(Exercise goal) Select the lines below containing the word "JSON".

━━━━━ Data extract

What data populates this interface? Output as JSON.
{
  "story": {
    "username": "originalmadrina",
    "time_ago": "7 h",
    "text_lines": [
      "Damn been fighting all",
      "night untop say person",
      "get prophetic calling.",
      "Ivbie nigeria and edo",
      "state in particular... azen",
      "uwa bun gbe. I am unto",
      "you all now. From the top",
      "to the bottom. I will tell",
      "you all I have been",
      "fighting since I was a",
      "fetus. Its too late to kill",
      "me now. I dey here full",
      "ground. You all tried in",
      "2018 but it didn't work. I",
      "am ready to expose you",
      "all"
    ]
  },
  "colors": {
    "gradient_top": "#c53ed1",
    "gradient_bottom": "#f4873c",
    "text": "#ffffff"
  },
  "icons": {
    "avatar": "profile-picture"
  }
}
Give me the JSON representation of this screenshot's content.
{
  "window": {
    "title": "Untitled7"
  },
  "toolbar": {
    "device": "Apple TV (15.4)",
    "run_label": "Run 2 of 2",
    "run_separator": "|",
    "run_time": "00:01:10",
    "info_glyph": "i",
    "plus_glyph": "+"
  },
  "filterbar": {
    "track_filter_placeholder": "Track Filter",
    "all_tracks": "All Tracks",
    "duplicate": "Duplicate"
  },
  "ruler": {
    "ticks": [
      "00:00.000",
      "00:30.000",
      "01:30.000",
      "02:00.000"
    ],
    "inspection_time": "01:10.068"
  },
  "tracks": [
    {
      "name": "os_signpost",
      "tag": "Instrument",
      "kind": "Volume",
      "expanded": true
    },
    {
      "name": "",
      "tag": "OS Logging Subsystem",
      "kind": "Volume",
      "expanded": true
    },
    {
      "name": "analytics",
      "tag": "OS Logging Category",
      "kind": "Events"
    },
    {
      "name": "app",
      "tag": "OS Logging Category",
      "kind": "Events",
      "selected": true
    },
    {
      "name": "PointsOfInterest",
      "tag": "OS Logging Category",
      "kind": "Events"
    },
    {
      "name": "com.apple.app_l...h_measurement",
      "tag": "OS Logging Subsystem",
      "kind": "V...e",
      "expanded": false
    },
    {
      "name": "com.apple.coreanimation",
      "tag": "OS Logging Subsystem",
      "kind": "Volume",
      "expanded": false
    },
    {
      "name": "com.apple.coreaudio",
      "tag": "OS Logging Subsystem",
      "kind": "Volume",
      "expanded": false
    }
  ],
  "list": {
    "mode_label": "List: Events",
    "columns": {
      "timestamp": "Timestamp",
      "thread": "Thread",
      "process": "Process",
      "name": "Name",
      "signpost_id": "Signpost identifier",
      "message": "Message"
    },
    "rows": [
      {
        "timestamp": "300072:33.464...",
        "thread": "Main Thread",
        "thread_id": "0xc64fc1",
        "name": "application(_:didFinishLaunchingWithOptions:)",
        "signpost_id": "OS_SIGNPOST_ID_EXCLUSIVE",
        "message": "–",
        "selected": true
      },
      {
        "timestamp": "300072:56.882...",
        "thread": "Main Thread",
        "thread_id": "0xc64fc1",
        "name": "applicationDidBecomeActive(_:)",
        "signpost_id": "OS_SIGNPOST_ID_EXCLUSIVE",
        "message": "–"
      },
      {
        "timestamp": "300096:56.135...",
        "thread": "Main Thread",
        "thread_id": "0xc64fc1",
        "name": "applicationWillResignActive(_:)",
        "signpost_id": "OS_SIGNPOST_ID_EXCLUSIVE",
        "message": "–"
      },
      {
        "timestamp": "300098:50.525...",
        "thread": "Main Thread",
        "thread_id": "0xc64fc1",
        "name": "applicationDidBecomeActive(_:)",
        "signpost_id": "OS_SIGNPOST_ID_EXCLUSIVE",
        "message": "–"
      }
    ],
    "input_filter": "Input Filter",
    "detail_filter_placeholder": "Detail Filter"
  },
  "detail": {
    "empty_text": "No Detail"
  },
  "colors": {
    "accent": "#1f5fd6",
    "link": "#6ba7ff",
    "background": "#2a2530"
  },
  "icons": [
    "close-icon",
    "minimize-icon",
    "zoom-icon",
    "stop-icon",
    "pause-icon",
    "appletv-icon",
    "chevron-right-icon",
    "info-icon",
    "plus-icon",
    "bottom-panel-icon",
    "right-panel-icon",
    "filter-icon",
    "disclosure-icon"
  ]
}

━━━━━━━━━━

(Full response)
What data populates this interface? Output as JSON.
Give me the JSON representation of this screenshot's content.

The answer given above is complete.